- Given problem
What follows is a block of records; reproduce all of it verbatim.
==== Supplied records ====
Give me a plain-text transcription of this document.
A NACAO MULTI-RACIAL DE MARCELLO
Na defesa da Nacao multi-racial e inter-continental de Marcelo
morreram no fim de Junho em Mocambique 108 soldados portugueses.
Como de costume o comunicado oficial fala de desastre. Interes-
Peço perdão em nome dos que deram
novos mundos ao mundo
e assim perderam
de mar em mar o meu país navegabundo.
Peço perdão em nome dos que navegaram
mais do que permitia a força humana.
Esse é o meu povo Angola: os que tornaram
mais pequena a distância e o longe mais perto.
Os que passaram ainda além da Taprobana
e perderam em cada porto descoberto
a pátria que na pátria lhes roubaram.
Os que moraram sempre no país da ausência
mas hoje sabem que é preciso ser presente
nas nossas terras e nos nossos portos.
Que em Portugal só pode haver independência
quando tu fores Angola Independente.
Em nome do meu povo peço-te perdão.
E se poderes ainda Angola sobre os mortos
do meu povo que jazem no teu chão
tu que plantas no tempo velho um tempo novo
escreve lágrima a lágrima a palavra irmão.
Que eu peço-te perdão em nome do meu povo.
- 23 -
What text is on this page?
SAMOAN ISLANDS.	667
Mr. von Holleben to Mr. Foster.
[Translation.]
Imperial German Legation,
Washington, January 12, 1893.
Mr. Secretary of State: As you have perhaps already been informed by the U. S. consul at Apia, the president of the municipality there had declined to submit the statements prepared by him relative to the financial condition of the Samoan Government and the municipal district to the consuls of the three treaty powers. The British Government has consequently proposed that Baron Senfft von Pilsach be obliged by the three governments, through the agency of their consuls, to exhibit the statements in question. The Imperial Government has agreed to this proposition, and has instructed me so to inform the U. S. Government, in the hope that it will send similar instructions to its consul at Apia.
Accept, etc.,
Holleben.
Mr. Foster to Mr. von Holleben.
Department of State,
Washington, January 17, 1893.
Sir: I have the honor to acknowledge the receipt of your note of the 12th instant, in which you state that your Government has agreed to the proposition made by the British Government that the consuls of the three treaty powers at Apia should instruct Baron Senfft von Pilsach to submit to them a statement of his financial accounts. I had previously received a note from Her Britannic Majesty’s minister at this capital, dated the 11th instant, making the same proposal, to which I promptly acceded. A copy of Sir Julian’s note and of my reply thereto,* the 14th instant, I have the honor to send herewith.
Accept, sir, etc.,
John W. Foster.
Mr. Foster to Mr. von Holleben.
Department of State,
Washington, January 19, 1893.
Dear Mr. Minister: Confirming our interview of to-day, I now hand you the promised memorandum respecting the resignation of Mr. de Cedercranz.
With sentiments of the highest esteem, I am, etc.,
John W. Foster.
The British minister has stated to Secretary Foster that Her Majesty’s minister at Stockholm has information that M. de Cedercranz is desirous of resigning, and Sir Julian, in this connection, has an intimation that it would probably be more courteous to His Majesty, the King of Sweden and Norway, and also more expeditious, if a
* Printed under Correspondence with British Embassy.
====
- Answer for the task
Give me a plain-text transcription of this document.
A NACAO MULTI-RACIAL DE MARCELLO
Na defesa da Nacao multi-racial e inter-continental de Marcelo
morreram no fim de Junho em Mocambique 108 soldados portugueses.
Como de costume o comunicado oficial fala de desastre. Interes-
Peço perdão em nome dos que deram
novos mundos ao mundo
e assim perderam
de mar em mar o meu país navegabundo.
Peço perdão em nome dos que navegaram
mais do que permitia a força humana.
Esse é o meu povo Angola: os que tornaram
mais pequena a distância e o longe mais perto.
Os que passaram ainda além da Taprobana
e perderam em cada porto descoberto
a pátria que na pátria lhes roubaram.
Os que moraram sempre no país da ausência
mas hoje sabem que é preciso ser presente
nas nossas terras e nos nossos portos.
Que em Portugal só pode haver independência
quando tu fores Angola Independente.
Em nome do meu povo peço-te perdão.
E se poderes ainda Angola sobre os mortos
do meu povo que jazem no teu chão
tu que plantas no tempo velho um tempo novo
escreve lágrima a lágrima a palavra irmão.
Que eu peço-te perdão em nome do meu povo.
- 23 -
What text is on this page?
SAMOAN ISLANDS.	667
Mr. von Holleben to Mr. Foster.
[Translation.]
Imperial German Legation,
Washington, January 12, 1893.
Mr. Secretary of State: As you have perhaps already been informed by the U. S. consul at Apia, the president of the municipality there had declined to submit the statements prepared by him relative to the financial condition of the Samoan Government and the municipal district to the consuls of the three treaty powers. The British Government has consequently proposed that Baron Senfft von Pilsach be obliged by the three governments, through the agency of their consuls, to exhibit the statements in question. The Imperial Government has agreed to this proposition, and has instructed me so to inform the U. S. Government, in the hope that it will send similar instructions to its consul at Apia.
Accept, etc.,
Holleben.
Mr. Foster to Mr. von Holleben.
Department of State,
Washington, January 17, 1893.
Sir: I have the honor to acknowledge the receipt of your note of the 12th instant, in which you state that your Government has agreed to the proposition made by the British Government that the consuls of the three treaty powers at Apia should instruct Baron Senfft von Pilsach to submit to them a statement of his financial accounts. I had previously received a note from Her Britannic Majesty’s minister at this capital, dated the 11th instant, making the same proposal, to which I promptly acceded. A copy of Sir Julian’s note and of my reply thereto,* the 14th instant, I have the honor to send herewith.
Accept, sir, etc.,
John W. Foster.
Mr. Foster to Mr. von Holleben.
Department of State,
Washington, January 19, 1893.
Dear Mr. Minister: Confirming our interview of to-day, I now hand you the promised memorandum respecting the resignation of Mr. de Cedercranz.
With sentiments of the highest esteem, I am, etc.,
John W. Foster.
The British minister has stated to Secretary Foster that Her Majesty’s minister at Stockholm has information that M. de Cedercranz is desirous of resigning, and Sir Julian, in this connection, has an intimation that it would probably be more courteous to His Majesty, the King of Sweden and Norway, and also more expeditious, if a
* Printed under Correspondence with British Embassy.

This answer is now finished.